### DATA PROVIDED
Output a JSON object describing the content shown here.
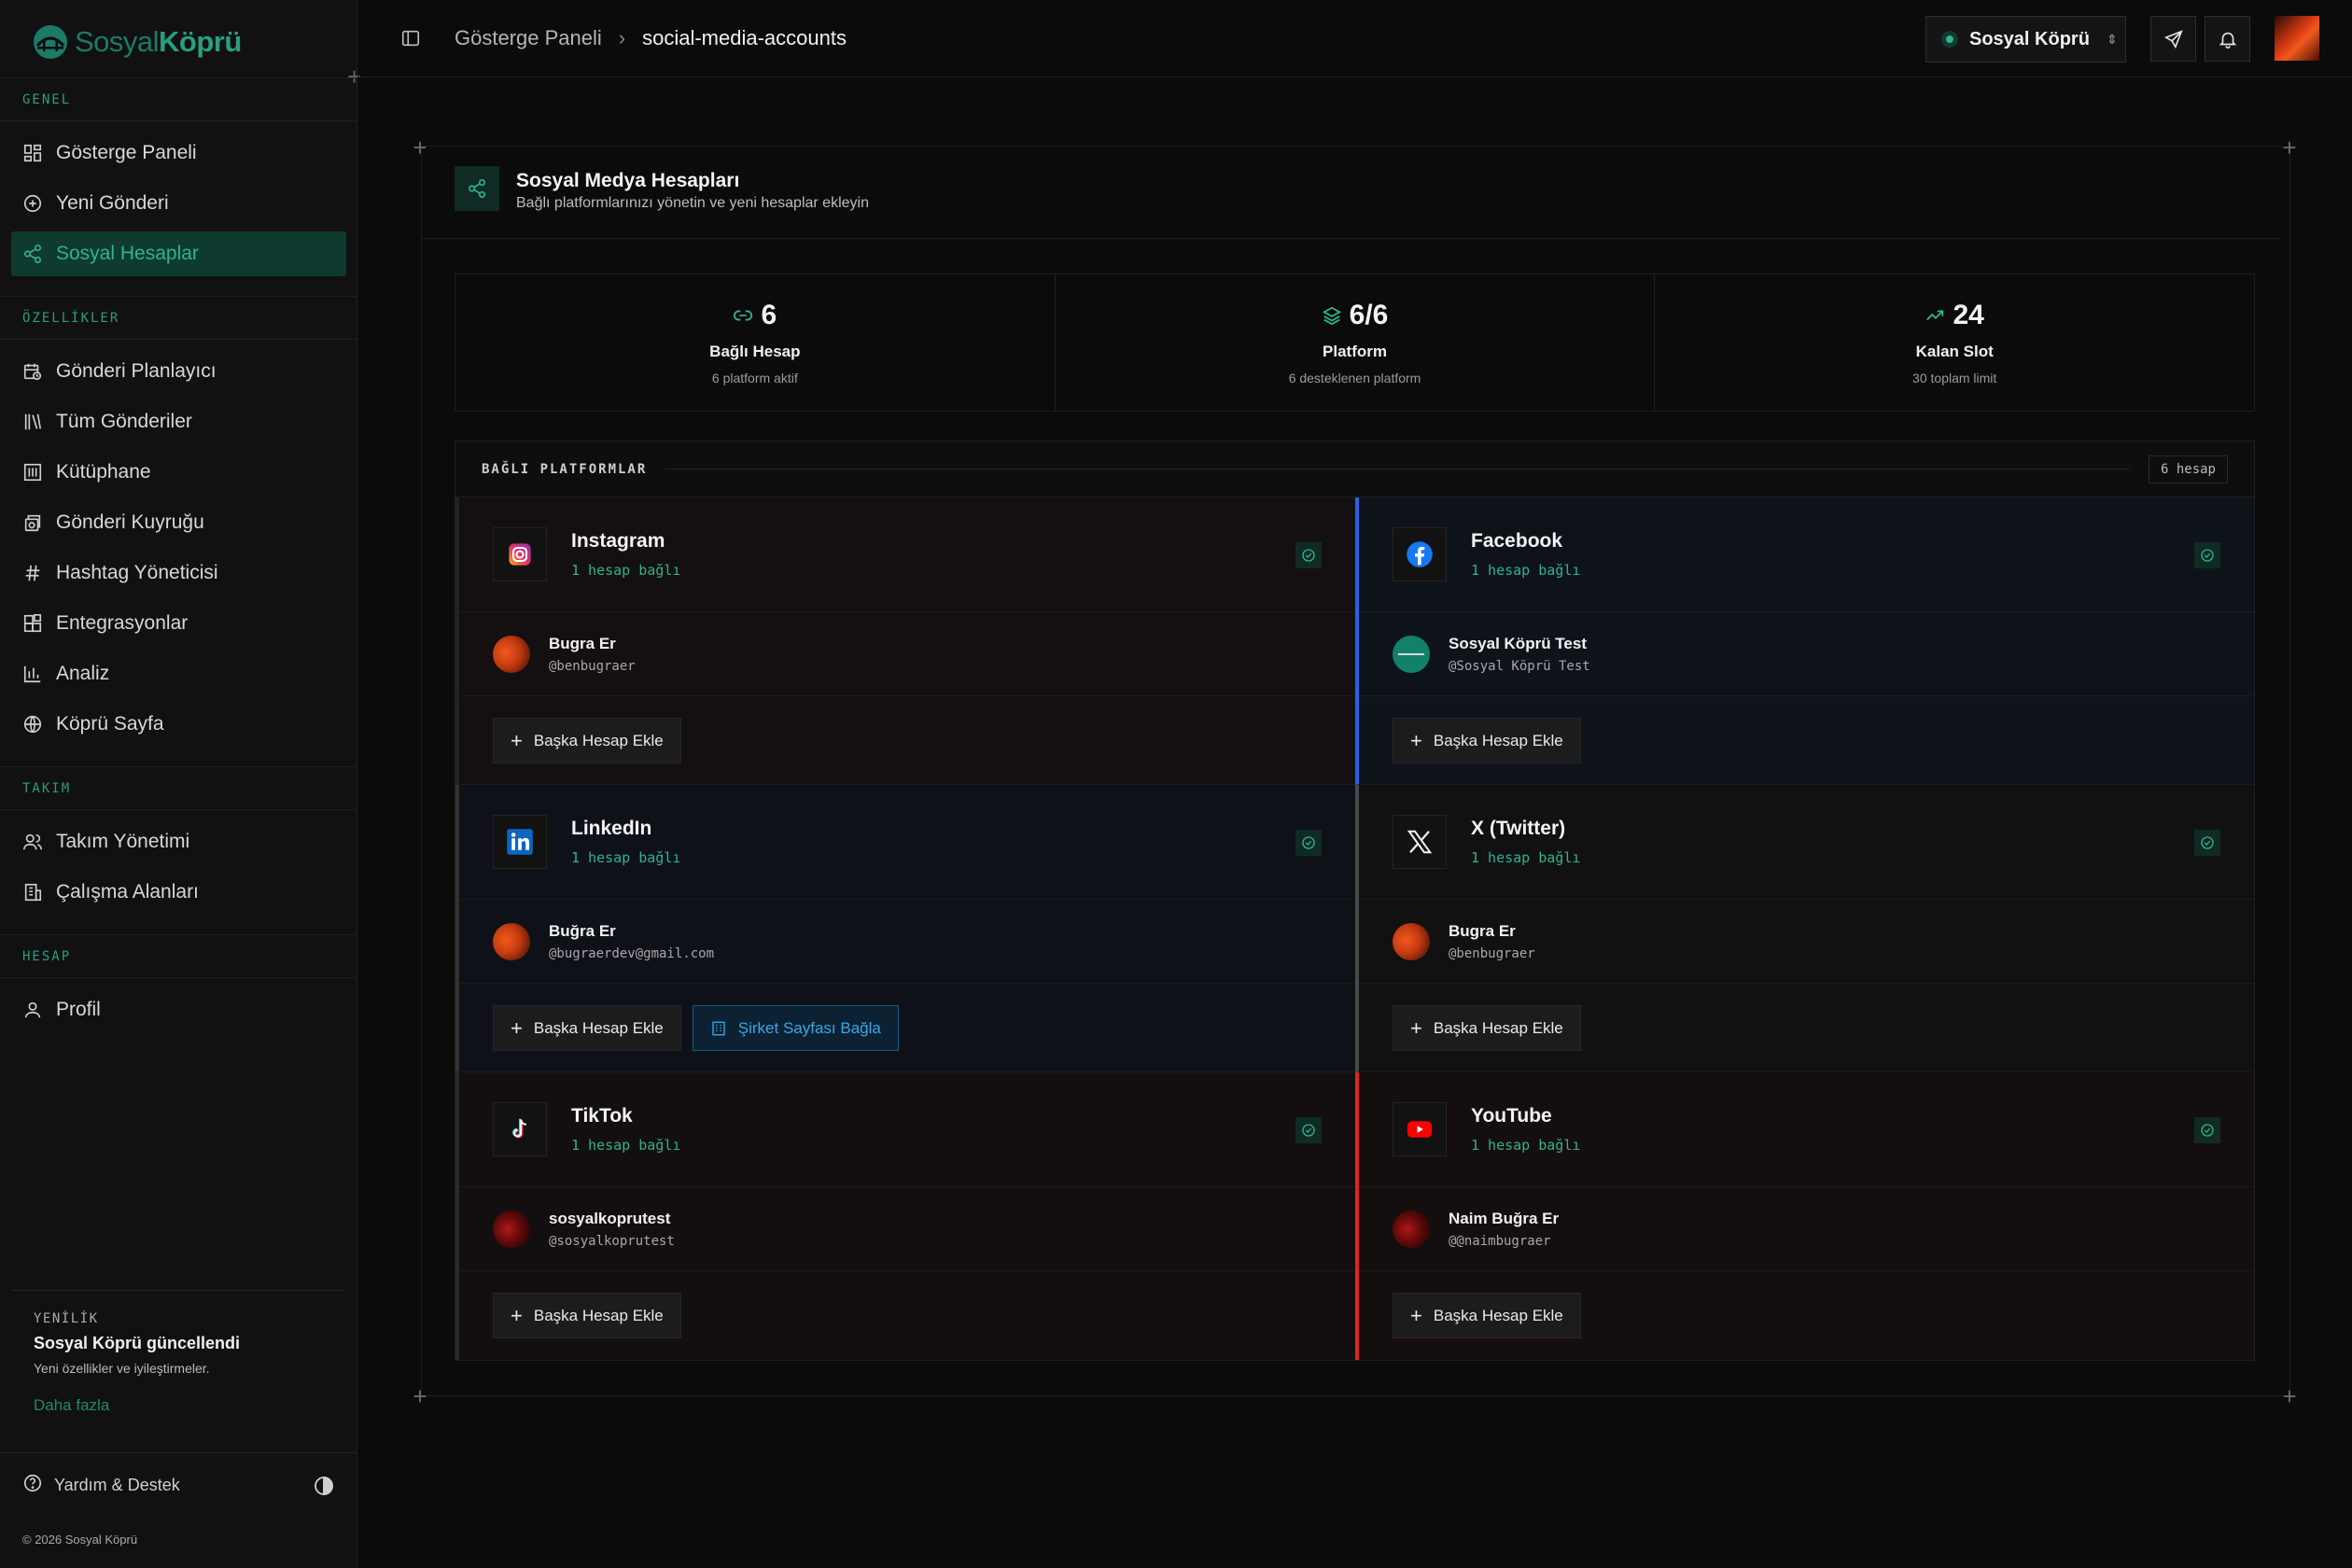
{
  "brand": {
    "name_light": "Sosyal",
    "name_bold": "Köprü"
  },
  "sidebar": {
    "sections": [
      {
        "heading": "GENEL",
        "items": [
          {
            "label": "Gösterge Paneli",
            "icon": "dashboard-icon"
          },
          {
            "label": "Yeni Gönderi",
            "icon": "plus-circle-icon"
          },
          {
            "label": "Sosyal Hesaplar",
            "icon": "share-icon",
            "active": true
          }
        ]
      },
      {
        "heading": "ÖZELLİKLER",
        "items": [
          {
            "label": "Gönderi Planlayıcı",
            "icon": "calendar-clock-icon"
          },
          {
            "label": "Tüm Gönderiler",
            "icon": "library-icon"
          },
          {
            "label": "Kütüphane",
            "icon": "archive-icon"
          },
          {
            "label": "Gönderi Kuyruğu",
            "icon": "queue-icon"
          },
          {
            "label": "Hashtag Yöneticisi",
            "icon": "hash-icon"
          },
          {
            "label": "Entegrasyonlar",
            "icon": "blocks-icon"
          },
          {
            "label": "Analiz",
            "icon": "bar-chart-icon"
          },
          {
            "label": "Köprü Sayfa",
            "icon": "globe-icon"
          }
        ]
      },
      {
        "heading": "TAKIM",
        "items": [
          {
            "label": "Takım Yönetimi",
            "icon": "users-icon"
          },
          {
            "label": "Çalışma Alanları",
            "icon": "building-icon"
          }
        ]
      },
      {
        "heading": "HESAP",
        "items": [
          {
            "label": "Profil",
            "icon": "user-icon"
          }
        ]
      }
    ],
    "news": {
      "tag": "YENİLİK",
      "title": "Sosyal Köprü güncellendi",
      "desc": "Yeni özellikler ve iyileştirmeler.",
      "more": "Daha fazla"
    },
    "help": "Yardım & Destek",
    "copyright": "© 2026 Sosyal Köprü"
  },
  "topbar": {
    "breadcrumb": [
      "Gösterge Paneli",
      "social-media-accounts"
    ],
    "workspace": "Sosyal Köprü"
  },
  "page": {
    "title": "Sosyal Medya Hesapları",
    "subtitle": "Bağlı platformlarınızı yönetin ve yeni hesaplar ekleyin"
  },
  "stats": [
    {
      "value": "6",
      "label": "Bağlı Hesap",
      "sub": "6 platform aktif",
      "icon": "link-icon"
    },
    {
      "value": "6/6",
      "label": "Platform",
      "sub": "6 desteklenen platform",
      "icon": "layers-icon"
    },
    {
      "value": "24",
      "label": "Kalan Slot",
      "sub": "30 toplam limit",
      "icon": "trending-up-icon"
    }
  ],
  "platforms": {
    "heading": "BAĞLI PLATFORMLAR",
    "count": "6 hesap",
    "add_label": "Başka Hesap Ekle",
    "company_label": "Şirket Sayfası Bağla",
    "items": [
      {
        "name": "Instagram",
        "connected": "1 hesap bağlı",
        "account_name": "Bugra Er",
        "account_handle": "@benbugraer",
        "accent": "#222222"
      },
      {
        "name": "Facebook",
        "connected": "1 hesap bağlı",
        "account_name": "Sosyal Köprü Test",
        "account_handle": "@Sosyal Köprü Test",
        "accent": "#2563eb"
      },
      {
        "name": "LinkedIn",
        "connected": "1 hesap bağlı",
        "account_name": "Buğra Er",
        "account_handle": "@bugraerdev@gmail.com",
        "accent": "#333333"
      },
      {
        "name": "X (Twitter)",
        "connected": "1 hesap bağlı",
        "account_name": "Bugra Er",
        "account_handle": "@benbugraer",
        "accent": "#4a4a4a"
      },
      {
        "name": "TikTok",
        "connected": "1 hesap bağlı",
        "account_name": "sosyalkoprutest",
        "account_handle": "@sosyalkoprutest",
        "accent": "#2a2a2a"
      },
      {
        "name": "YouTube",
        "connected": "1 hesap bağlı",
        "account_name": "Naim Buğra Er",
        "account_handle": "@@naimbugraer",
        "accent": "#dc2626"
      }
    ]
  },
  "colors": {
    "brand": "#2a9d82",
    "background": "#0b0b0b",
    "accent_green": "#2fb38f"
  }
}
######
__THE EXERCISE__: Whichever lines contain the string "Buğra", select and copy them.

__EXERCISE SOLUTION__:
        "account_name": "Buğra Er",
        "account_name": "Naim Buğra Er",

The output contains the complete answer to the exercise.